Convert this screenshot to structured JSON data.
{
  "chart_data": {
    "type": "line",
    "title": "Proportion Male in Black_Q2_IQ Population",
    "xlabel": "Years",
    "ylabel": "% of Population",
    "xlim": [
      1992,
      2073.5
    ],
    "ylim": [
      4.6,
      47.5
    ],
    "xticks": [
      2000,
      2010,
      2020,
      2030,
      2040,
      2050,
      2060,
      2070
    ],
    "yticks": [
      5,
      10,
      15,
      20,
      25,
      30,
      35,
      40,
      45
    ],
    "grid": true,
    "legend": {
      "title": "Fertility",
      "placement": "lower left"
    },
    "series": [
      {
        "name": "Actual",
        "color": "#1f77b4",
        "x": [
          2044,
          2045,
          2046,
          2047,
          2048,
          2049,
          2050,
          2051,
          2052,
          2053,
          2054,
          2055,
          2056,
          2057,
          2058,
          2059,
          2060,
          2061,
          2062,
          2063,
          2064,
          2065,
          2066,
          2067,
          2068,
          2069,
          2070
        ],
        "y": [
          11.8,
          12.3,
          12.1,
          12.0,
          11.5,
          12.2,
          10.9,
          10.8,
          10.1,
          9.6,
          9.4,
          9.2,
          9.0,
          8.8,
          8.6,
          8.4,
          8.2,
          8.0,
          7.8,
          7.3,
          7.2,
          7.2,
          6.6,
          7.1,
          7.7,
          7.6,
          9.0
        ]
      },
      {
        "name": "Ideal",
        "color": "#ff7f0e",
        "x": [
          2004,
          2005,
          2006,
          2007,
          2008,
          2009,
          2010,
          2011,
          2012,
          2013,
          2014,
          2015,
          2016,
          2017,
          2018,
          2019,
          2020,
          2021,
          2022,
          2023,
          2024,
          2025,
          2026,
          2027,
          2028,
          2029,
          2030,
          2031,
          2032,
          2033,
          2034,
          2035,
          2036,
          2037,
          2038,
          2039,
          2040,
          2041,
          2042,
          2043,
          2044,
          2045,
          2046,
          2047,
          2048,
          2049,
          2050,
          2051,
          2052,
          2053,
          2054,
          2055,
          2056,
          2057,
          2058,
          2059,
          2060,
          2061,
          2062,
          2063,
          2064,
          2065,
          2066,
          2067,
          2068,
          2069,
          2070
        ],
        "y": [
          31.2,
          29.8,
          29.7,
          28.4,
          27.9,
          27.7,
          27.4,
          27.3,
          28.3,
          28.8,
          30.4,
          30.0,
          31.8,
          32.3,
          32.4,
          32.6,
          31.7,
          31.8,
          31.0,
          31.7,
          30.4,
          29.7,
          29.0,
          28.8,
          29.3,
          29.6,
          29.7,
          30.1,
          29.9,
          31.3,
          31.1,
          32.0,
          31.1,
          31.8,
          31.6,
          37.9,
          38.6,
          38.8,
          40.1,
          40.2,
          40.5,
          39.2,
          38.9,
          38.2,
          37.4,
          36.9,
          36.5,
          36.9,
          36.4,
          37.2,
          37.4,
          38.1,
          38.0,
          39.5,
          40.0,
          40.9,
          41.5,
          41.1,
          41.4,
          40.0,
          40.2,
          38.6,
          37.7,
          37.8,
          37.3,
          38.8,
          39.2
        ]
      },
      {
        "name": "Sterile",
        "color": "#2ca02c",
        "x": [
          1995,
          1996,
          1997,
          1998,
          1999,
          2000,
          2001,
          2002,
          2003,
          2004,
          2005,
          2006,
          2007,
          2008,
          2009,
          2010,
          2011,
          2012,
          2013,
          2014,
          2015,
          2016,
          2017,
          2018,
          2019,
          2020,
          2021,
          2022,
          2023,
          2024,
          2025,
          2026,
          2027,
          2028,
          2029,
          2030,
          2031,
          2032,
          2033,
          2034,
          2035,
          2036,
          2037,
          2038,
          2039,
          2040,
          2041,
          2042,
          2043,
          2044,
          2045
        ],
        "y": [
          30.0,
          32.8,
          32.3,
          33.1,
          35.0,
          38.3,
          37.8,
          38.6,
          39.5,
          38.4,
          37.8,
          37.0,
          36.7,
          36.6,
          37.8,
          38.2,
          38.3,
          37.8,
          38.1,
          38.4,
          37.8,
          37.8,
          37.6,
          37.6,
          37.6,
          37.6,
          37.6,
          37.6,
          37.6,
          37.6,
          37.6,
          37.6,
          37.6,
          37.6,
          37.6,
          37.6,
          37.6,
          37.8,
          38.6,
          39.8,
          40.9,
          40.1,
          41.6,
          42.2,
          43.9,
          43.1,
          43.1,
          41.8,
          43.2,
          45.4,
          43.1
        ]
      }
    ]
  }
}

_Problem requirements:_
Go through the lines above. Select every one that has the string "Population".

_Worked solution:_
    "title": "Proportion Male in Black_Q2_IQ Population",
    "ylabel": "% of Population",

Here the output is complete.